EXERCISE DETAILS:
In the data below, find every line with the string "band" and pull it out.

DATA ENTRIES:
<<<<
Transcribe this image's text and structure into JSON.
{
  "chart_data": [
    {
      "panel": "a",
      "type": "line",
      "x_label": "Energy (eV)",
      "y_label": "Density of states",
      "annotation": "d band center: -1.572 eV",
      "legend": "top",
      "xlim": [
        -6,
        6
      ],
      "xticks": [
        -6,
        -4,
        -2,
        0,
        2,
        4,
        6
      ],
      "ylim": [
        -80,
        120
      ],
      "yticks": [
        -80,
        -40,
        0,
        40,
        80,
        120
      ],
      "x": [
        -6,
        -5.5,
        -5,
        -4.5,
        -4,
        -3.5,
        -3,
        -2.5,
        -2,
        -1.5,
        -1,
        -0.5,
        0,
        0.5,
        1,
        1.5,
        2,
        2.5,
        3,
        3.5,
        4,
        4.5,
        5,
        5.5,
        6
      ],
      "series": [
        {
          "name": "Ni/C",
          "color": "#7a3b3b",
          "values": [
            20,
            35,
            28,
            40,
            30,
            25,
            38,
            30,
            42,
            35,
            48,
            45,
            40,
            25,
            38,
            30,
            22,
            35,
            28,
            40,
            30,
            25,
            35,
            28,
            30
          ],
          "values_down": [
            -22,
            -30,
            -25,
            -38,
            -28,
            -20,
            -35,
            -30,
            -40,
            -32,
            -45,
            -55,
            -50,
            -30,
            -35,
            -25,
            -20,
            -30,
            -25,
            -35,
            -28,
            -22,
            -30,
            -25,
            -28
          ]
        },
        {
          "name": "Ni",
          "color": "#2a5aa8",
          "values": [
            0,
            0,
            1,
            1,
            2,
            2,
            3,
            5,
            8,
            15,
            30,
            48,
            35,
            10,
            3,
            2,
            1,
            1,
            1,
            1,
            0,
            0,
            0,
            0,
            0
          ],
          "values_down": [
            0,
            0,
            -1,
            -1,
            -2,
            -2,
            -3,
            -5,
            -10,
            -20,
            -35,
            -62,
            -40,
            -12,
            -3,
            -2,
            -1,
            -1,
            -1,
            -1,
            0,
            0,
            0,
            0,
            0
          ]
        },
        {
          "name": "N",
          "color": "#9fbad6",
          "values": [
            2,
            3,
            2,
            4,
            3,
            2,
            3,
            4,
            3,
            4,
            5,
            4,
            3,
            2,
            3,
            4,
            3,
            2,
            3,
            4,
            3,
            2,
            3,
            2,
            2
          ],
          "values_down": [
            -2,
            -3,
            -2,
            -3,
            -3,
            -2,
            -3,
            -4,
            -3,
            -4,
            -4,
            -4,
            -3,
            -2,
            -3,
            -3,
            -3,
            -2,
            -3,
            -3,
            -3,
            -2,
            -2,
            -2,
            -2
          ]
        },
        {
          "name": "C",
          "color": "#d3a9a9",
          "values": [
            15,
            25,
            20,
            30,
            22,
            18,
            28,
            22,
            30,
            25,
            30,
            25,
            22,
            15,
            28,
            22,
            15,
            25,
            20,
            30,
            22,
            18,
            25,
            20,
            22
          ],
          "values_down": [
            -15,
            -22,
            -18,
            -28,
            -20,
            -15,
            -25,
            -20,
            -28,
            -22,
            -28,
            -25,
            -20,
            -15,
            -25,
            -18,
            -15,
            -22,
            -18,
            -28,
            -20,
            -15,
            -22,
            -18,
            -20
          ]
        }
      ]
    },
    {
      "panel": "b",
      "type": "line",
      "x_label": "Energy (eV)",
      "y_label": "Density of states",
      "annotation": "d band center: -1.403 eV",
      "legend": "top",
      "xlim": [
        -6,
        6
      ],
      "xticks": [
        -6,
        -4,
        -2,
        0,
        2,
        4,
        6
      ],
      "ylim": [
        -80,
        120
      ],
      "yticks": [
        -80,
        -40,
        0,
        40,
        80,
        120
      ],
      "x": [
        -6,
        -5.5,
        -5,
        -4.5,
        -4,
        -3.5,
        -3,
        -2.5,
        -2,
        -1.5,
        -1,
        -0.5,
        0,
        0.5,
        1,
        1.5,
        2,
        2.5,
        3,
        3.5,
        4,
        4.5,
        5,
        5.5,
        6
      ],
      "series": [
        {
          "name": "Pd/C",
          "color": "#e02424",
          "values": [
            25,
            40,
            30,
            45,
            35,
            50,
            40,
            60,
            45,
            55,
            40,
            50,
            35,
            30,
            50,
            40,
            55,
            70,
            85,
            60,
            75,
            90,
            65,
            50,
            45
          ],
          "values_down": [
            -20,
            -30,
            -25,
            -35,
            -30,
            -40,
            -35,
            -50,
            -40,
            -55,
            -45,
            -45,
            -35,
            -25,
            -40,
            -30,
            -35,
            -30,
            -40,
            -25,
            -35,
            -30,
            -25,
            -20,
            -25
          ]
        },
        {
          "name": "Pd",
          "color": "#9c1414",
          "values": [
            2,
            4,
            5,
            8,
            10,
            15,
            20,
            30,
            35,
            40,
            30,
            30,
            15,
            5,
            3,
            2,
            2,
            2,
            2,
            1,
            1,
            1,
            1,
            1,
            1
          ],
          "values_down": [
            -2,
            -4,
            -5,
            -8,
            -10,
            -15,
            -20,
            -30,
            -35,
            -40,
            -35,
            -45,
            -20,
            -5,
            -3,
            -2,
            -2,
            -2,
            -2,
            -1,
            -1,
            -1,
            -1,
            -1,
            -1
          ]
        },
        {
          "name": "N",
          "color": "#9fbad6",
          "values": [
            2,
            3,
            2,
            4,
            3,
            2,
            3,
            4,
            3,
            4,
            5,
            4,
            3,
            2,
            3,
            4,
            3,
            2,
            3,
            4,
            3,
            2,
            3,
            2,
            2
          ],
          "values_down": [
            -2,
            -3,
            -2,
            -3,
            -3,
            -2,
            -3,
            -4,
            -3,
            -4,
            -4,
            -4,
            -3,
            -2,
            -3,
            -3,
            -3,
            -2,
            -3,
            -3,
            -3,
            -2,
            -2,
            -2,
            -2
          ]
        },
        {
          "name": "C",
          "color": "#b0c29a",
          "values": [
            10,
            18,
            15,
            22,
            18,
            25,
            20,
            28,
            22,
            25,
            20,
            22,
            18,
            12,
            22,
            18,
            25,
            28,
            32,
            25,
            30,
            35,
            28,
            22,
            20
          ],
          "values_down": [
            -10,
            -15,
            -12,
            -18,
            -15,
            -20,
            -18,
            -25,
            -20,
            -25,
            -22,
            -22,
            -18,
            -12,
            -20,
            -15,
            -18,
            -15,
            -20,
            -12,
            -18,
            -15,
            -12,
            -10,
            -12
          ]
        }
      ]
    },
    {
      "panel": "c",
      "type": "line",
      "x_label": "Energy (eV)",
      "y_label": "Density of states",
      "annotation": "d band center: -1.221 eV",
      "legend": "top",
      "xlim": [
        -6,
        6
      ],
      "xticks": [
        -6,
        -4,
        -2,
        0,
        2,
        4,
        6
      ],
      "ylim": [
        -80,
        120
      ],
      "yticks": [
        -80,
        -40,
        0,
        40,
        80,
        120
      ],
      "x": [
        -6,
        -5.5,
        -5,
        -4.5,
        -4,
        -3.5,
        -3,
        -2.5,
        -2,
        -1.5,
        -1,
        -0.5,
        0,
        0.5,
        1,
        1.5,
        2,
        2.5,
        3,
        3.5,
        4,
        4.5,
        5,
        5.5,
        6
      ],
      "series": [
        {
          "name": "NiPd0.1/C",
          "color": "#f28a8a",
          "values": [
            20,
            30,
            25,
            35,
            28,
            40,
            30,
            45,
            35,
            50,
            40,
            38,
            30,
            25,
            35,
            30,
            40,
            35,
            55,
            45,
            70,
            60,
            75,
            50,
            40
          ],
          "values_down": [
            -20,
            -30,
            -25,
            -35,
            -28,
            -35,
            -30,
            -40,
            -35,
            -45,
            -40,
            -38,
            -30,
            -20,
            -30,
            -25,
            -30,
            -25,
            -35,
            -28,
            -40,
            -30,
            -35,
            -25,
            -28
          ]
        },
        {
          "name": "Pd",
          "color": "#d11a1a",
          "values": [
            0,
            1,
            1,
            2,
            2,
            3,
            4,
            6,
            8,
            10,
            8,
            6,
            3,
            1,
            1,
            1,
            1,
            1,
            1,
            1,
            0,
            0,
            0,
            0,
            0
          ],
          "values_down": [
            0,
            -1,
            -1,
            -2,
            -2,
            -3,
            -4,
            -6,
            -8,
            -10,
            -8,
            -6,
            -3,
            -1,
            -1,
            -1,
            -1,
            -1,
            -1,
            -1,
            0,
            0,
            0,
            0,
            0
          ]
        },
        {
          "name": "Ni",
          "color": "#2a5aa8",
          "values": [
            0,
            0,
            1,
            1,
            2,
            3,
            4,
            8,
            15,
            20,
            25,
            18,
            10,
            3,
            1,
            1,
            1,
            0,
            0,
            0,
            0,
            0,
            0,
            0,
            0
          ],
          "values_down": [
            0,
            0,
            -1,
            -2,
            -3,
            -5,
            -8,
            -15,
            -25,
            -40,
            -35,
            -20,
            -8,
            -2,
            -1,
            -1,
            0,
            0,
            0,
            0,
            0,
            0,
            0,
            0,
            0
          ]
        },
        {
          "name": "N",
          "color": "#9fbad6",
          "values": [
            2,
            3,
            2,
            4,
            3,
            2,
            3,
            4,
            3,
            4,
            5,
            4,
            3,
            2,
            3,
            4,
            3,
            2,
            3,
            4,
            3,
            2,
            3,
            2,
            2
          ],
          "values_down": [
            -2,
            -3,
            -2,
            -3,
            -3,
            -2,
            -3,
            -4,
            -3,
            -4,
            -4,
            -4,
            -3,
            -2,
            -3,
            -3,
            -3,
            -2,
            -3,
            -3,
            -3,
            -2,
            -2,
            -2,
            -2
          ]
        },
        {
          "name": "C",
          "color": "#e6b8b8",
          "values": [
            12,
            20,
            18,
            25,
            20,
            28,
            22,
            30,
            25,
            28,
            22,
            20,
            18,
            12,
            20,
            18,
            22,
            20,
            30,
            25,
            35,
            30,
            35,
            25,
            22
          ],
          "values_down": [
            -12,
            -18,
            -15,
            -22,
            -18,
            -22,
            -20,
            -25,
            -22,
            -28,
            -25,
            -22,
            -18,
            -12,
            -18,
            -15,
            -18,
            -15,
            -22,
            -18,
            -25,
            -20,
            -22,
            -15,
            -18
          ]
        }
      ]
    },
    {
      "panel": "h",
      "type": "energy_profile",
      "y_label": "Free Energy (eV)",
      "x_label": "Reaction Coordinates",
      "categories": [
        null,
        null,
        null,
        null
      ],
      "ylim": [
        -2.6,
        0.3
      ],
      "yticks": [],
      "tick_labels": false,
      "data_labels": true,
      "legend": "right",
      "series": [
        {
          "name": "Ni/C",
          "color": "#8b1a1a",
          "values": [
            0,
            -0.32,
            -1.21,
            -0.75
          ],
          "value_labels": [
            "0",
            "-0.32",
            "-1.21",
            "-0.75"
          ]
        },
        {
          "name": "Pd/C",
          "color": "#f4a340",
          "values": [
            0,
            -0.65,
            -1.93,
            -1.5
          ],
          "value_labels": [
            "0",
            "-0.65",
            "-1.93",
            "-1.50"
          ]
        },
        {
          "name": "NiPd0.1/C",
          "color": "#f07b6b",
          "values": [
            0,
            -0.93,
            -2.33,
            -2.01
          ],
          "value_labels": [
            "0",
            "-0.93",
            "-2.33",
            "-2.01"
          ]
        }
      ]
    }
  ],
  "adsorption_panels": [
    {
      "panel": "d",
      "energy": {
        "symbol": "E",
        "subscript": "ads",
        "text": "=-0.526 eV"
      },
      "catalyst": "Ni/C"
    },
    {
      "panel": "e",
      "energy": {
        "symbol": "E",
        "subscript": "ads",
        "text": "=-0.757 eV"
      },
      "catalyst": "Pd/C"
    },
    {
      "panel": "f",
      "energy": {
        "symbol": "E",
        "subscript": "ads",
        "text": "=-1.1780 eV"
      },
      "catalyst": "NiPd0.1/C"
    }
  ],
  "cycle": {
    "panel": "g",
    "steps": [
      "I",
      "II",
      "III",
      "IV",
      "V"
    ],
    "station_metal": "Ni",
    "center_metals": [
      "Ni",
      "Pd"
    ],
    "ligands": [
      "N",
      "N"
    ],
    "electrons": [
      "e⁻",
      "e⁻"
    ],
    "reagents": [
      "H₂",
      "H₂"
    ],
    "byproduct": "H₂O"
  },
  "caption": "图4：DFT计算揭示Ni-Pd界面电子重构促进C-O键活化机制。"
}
>>>>
EXERCISE OUTPUT:
      "annotation": "d band center: -1.572 eV",
      "annotation": "d band center: -1.403 eV",
      "annotation": "d band center: -1.221 eV",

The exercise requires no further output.